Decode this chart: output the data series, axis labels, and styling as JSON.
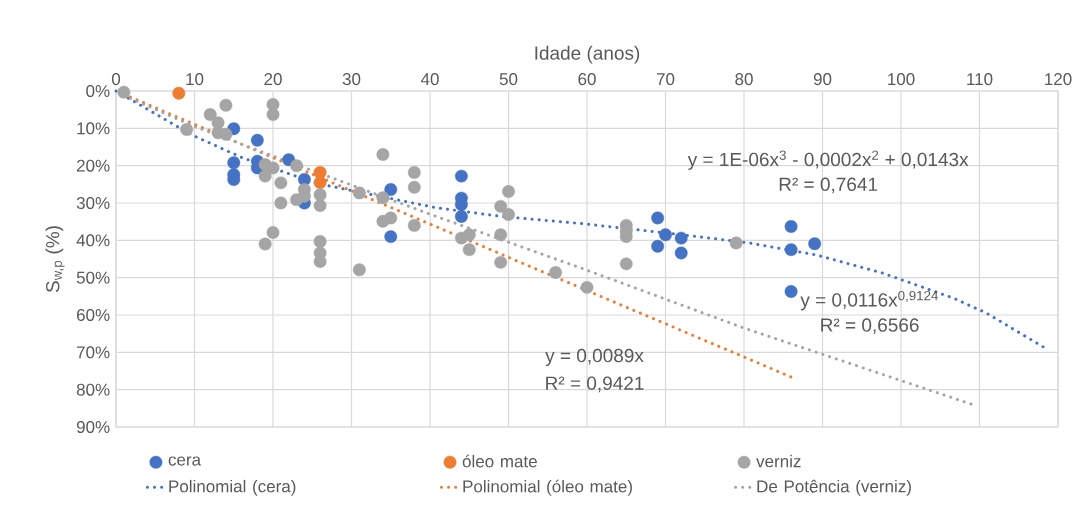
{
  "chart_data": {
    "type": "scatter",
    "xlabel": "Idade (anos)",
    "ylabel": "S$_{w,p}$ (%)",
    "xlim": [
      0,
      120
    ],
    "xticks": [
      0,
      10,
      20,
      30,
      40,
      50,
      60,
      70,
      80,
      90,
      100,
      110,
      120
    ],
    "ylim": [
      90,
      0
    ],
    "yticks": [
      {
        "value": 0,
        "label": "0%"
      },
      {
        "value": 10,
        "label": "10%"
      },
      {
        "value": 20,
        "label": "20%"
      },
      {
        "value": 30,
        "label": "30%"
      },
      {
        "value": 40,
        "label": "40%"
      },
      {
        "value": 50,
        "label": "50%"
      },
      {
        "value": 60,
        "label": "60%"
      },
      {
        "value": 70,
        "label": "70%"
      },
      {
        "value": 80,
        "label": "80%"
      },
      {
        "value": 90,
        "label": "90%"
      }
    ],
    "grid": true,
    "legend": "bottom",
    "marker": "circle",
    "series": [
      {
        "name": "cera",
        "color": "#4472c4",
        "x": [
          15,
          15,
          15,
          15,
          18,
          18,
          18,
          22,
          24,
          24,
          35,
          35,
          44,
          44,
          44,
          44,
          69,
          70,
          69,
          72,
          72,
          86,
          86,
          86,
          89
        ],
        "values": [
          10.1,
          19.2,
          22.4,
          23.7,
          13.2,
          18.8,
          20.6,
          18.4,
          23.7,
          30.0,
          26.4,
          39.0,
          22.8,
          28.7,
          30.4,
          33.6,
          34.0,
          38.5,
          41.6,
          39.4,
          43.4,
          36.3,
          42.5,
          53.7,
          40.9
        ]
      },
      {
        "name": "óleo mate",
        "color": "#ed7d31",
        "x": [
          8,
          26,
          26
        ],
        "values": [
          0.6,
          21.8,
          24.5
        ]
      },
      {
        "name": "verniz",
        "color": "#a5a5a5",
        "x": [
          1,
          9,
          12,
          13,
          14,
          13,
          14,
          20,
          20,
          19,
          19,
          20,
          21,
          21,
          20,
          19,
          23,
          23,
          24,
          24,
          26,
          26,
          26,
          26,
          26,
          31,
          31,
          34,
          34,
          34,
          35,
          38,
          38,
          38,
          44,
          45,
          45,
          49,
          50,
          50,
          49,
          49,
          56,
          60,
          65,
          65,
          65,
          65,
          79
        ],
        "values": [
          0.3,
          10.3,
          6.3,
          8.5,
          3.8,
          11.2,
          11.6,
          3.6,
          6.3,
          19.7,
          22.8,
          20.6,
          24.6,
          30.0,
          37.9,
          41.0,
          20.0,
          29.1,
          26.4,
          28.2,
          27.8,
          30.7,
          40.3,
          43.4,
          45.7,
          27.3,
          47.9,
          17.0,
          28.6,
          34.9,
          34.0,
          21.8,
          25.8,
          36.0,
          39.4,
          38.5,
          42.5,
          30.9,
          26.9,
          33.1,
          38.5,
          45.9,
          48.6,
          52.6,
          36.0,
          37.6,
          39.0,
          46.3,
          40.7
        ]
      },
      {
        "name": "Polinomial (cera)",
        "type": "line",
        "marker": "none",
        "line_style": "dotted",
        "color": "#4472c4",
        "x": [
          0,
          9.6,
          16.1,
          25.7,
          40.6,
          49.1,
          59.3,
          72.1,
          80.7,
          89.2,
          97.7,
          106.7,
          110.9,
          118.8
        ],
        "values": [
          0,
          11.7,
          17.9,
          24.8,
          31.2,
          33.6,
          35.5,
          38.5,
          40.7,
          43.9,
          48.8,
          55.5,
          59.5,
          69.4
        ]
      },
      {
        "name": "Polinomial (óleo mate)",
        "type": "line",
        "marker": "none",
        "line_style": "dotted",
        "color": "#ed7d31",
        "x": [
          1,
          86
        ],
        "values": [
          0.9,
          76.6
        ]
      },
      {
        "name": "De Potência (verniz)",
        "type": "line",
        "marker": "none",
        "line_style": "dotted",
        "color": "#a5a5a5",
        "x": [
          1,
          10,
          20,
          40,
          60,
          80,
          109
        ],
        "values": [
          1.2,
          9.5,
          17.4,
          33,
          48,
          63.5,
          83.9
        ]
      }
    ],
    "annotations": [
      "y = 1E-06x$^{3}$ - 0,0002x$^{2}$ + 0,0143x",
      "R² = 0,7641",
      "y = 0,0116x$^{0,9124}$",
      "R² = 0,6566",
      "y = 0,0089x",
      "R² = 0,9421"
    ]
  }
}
——————————
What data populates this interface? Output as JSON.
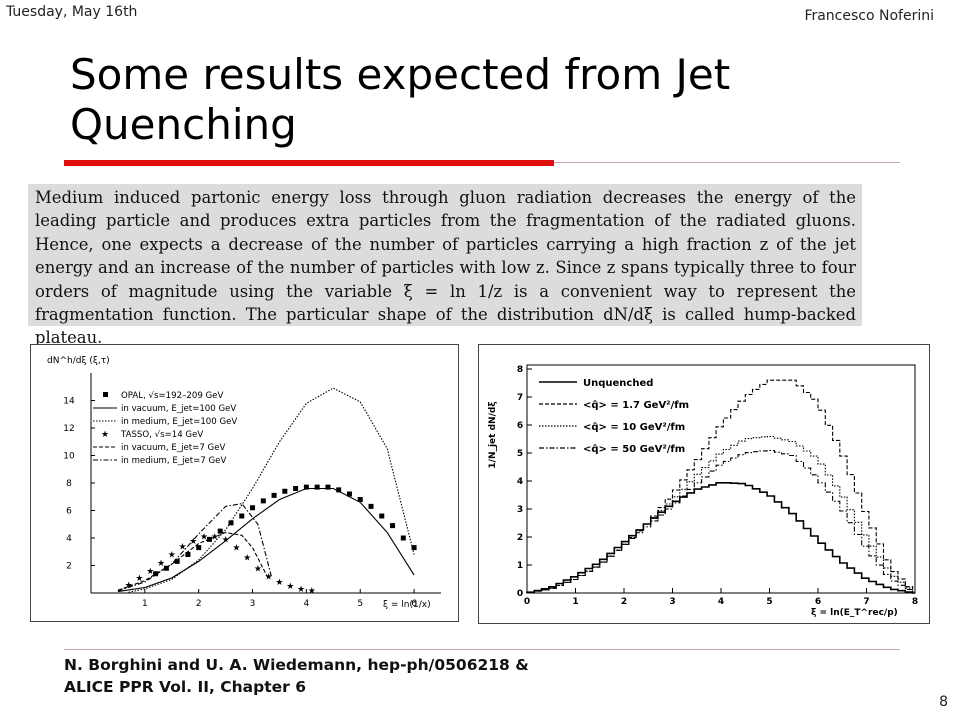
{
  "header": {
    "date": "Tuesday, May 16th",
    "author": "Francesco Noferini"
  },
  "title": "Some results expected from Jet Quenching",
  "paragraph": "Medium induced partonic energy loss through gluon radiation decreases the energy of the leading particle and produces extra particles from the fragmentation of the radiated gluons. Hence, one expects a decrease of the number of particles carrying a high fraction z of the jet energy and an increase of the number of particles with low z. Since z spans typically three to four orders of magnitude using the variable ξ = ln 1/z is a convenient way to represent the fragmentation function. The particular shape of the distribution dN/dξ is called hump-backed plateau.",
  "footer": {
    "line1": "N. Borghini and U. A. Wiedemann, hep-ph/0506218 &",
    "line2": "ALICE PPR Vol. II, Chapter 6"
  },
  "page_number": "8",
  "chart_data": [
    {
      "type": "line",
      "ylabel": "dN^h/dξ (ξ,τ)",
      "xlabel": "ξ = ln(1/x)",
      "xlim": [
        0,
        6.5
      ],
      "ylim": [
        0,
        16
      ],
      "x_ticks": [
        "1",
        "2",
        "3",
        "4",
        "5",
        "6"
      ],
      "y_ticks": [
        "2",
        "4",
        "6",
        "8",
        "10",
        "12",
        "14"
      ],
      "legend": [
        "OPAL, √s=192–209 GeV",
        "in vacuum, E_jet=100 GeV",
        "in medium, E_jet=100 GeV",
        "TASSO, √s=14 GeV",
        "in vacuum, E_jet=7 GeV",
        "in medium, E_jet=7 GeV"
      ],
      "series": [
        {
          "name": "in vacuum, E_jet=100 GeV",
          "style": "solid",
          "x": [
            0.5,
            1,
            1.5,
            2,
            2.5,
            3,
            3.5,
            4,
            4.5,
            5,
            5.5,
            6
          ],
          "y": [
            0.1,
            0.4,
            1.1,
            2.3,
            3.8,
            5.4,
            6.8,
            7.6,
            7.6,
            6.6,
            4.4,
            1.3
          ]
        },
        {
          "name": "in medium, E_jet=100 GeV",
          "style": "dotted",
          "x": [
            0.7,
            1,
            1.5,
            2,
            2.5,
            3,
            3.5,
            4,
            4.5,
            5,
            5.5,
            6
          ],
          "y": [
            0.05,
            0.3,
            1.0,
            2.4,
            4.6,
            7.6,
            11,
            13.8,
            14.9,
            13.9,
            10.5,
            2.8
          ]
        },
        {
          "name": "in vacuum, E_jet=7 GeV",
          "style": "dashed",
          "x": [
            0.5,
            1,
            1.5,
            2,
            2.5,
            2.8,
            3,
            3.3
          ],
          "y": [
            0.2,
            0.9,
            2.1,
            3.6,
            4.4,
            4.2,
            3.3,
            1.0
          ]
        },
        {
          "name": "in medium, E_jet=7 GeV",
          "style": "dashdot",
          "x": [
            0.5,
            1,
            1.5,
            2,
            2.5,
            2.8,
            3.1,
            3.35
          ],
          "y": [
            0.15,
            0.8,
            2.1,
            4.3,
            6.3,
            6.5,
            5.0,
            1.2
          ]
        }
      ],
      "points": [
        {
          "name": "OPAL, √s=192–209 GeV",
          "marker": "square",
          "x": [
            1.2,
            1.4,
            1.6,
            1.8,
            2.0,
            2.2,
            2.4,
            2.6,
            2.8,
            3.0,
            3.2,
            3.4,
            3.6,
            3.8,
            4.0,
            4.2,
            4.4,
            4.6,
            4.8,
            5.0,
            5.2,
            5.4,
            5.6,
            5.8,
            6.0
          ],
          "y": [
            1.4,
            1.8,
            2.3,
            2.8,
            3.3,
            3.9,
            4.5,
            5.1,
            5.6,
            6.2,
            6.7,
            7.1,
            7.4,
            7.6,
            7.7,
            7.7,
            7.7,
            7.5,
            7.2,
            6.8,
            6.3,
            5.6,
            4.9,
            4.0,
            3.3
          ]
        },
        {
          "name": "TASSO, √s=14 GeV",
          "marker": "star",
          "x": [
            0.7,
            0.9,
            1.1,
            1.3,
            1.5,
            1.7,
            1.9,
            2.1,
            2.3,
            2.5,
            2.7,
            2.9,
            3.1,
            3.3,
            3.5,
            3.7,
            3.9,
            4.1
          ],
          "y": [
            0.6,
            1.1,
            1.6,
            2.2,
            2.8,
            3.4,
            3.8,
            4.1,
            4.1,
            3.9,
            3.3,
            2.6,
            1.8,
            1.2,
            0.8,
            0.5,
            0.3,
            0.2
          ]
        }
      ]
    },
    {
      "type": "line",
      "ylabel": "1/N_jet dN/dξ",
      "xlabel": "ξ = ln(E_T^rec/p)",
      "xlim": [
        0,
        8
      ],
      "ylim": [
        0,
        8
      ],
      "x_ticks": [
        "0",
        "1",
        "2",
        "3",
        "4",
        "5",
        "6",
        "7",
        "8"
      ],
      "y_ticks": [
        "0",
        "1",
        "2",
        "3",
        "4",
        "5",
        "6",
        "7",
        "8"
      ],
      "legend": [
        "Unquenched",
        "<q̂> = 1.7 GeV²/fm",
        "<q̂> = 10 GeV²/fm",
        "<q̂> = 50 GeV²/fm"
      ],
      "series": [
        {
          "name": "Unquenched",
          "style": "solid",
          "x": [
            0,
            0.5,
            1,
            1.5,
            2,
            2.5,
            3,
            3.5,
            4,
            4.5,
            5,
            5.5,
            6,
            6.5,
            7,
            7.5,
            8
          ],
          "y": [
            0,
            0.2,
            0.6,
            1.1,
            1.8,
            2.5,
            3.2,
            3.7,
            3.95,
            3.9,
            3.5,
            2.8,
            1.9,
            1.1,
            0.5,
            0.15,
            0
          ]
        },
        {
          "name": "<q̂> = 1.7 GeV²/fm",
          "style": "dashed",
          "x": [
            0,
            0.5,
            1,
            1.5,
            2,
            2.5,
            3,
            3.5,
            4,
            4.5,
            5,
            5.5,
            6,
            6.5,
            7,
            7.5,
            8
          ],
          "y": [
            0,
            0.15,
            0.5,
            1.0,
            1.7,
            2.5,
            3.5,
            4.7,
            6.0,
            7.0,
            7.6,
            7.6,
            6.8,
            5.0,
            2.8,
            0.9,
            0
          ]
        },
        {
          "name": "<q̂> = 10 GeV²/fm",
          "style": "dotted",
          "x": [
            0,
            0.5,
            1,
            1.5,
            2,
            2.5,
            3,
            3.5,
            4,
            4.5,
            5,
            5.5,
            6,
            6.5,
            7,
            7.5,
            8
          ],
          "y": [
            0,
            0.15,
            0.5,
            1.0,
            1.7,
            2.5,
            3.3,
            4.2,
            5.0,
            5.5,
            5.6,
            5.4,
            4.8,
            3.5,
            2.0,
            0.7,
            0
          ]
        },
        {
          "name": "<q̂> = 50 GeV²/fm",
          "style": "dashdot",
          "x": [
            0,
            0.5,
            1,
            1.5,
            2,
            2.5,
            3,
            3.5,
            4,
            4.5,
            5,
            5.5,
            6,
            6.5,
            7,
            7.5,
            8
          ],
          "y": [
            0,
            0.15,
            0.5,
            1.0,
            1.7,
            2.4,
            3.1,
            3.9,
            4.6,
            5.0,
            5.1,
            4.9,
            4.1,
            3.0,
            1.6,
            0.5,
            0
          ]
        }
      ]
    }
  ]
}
——————————
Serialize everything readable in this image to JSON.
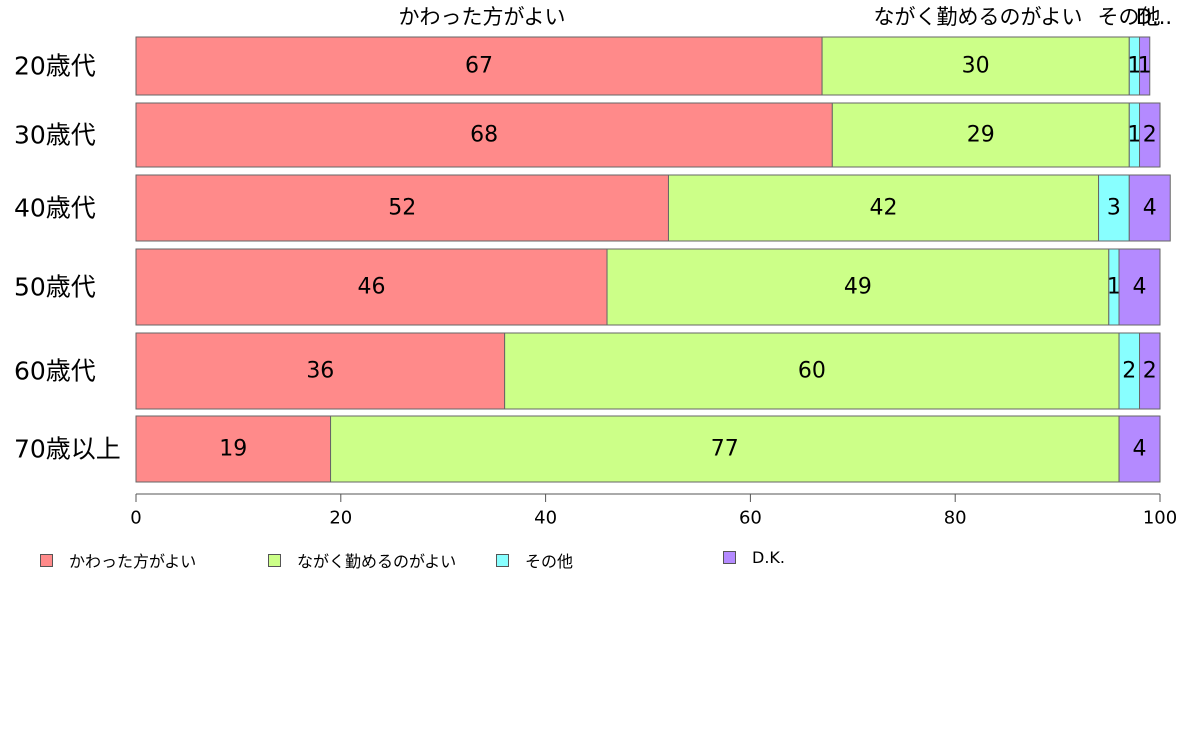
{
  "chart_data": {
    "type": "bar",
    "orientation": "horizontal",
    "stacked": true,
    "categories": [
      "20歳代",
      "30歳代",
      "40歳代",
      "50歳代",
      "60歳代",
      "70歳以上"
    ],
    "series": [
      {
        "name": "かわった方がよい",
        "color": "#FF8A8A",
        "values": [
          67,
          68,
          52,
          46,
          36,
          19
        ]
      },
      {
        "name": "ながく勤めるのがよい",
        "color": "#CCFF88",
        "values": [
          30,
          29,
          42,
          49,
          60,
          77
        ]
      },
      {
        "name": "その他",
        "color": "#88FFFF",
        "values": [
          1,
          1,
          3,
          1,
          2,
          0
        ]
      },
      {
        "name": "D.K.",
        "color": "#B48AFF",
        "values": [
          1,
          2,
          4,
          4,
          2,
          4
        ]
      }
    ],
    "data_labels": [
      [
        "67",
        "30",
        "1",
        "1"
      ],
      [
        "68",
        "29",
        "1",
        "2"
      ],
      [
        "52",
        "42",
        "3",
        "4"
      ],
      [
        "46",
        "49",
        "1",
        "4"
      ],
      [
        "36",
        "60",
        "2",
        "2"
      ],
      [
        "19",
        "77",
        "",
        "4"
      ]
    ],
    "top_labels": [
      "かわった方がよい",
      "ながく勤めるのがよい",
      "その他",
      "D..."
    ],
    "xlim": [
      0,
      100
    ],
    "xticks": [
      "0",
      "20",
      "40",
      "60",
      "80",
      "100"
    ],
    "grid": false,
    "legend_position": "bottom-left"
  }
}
——————————
* PROBLEM REQUIREMENTS: From the listing above, copy every line that includes the word "verniz".

* COMPLETE OUTPUT:
        "name": "verniz",
        "name": "De Potência (verniz)",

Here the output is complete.